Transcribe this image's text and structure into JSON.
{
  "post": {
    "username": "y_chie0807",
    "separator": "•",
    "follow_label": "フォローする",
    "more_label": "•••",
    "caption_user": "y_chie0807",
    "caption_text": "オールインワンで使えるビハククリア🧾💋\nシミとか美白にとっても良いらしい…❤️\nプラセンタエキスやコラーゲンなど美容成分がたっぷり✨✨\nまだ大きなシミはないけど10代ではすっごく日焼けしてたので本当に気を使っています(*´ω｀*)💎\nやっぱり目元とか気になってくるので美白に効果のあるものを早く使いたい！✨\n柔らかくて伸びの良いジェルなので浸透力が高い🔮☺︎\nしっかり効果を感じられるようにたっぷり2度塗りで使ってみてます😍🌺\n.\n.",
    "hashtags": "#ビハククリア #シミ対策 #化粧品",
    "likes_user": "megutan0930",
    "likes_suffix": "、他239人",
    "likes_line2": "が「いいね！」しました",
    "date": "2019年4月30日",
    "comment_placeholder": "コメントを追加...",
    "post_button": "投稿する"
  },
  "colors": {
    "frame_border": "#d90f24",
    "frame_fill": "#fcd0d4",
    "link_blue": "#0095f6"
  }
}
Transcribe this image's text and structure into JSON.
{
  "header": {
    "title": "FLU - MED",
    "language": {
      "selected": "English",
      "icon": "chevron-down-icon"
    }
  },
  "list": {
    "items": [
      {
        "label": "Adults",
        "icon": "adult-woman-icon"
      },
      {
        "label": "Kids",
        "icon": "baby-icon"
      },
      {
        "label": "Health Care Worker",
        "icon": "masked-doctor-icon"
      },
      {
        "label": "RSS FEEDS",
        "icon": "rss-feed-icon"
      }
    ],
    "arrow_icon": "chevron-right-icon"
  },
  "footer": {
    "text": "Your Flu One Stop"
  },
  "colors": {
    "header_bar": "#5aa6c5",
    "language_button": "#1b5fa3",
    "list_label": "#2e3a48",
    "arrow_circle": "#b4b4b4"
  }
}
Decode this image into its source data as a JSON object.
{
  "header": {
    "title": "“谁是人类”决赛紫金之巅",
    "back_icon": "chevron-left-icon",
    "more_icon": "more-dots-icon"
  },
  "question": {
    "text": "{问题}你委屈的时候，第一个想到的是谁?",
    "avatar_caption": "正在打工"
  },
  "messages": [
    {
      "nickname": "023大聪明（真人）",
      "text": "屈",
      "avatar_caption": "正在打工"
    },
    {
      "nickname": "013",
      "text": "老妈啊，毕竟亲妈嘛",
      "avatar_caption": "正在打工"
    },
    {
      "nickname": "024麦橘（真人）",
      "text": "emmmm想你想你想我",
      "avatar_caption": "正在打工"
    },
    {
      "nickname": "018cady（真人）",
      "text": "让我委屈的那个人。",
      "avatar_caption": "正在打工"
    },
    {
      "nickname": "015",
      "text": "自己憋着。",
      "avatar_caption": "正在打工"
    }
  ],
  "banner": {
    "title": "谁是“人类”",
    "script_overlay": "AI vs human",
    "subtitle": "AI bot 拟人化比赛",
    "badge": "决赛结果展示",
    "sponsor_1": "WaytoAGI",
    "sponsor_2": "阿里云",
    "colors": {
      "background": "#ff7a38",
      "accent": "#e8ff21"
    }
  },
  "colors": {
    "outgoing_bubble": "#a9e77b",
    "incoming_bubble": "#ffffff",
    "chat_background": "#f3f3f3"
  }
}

- - - - - - -

■ Written request: Every entry should be output exactly as written, please.

■ Exercise solution:
Transcribe this image's text and structure into JSON.
{
  "post": {
    "username": "y_chie0807",
    "separator": "•",
    "follow_label": "フォローする",
    "more_label": "•••",
    "caption_user": "y_chie0807",
    "caption_text": "オールインワンで使えるビハククリア🧾💋\nシミとか美白にとっても良いらしい…❤️\nプラセンタエキスやコラーゲンなど美容成分がたっぷり✨✨\nまだ大きなシミはないけど10代ではすっごく日焼けしてたので本当に気を使っています(*´ω｀*)💎\nやっぱり目元とか気になってくるので美白に効果のあるものを早く使いたい！✨\n柔らかくて伸びの良いジェルなので浸透力が高い🔮☺︎\nしっかり効果を感じられるようにたっぷり2度塗りで使ってみてます😍🌺\n.\n.",
    "hashtags": "#ビハククリア #シミ対策 #化粧品",
    "likes_user": "megutan0930",
    "likes_suffix": "、他239人",
    "likes_line2": "が「いいね！」しました",
    "date": "2019年4月30日",
    "comment_placeholder": "コメントを追加...",
    "post_button": "投稿する"
  },
  "colors": {
    "frame_border": "#d90f24",
    "frame_fill": "#fcd0d4",
    "link_blue": "#0095f6"
  }
}
Transcribe this image's text and structure into JSON.
{
  "header": {
    "title": "FLU - MED",
    "language": {
      "selected": "English",
      "icon": "chevron-down-icon"
    }
  },
  "list": {
    "items": [
      {
        "label": "Adults",
        "icon": "adult-woman-icon"
      },
      {
        "label": "Kids",
        "icon": "baby-icon"
      },
      {
        "label": "Health Care Worker",
        "icon": "masked-doctor-icon"
      },
      {
        "label": "RSS FEEDS",
        "icon": "rss-feed-icon"
      }
    ],
    "arrow_icon": "chevron-right-icon"
  },
  "footer": {
    "text": "Your Flu One Stop"
  },
  "colors": {
    "header_bar": "#5aa6c5",
    "language_button": "#1b5fa3",
    "list_label": "#2e3a48",
    "arrow_circle": "#b4b4b4"
  }
}
Decode this image into its source data as a JSON object.
{
  "header": {
    "title": "“谁是人类”决赛紫金之巅",
    "back_icon": "chevron-left-icon",
    "more_icon": "more-dots-icon"
  },
  "question": {
    "text": "{问题}你委屈的时候，第一个想到的是谁?",
    "avatar_caption": "正在打工"
  },
  "messages": [
    {
      "nickname": "023大聪明（真人）",
      "text": "屈",
      "avatar_caption": "正在打工"
    },
    {
      "nickname": "013",
      "text": "老妈啊，毕竟亲妈嘛",
      "avatar_caption": "正在打工"
    },
    {
      "nickname": "024麦橘（真人）",
      "text": "emmmm想你想你想我",
      "avatar_caption": "正在打工"
    },
    {
      "nickname": "018cady（真人）",
      "text": "让我委屈的那个人。",
      "avatar_caption": "正在打工"
    },
    {
      "nickname": "015",
      "text": "自己憋着。",
      "avatar_caption": "正在打工"
    }
  ],
  "banner": {
    "title": "谁是“人类”",
    "script_overlay": "AI vs human",
    "subtitle": "AI bot 拟人化比赛",
    "badge": "决赛结果展示",
    "sponsor_1": "WaytoAGI",
    "sponsor_2": "阿里云",
    "colors": {
      "background": "#ff7a38",
      "accent": "#e8ff21"
    }
  },
  "colors": {
    "outgoing_bubble": "#a9e77b",
    "incoming_bubble": "#ffffff",
    "chat_background": "#f3f3f3"
  }
}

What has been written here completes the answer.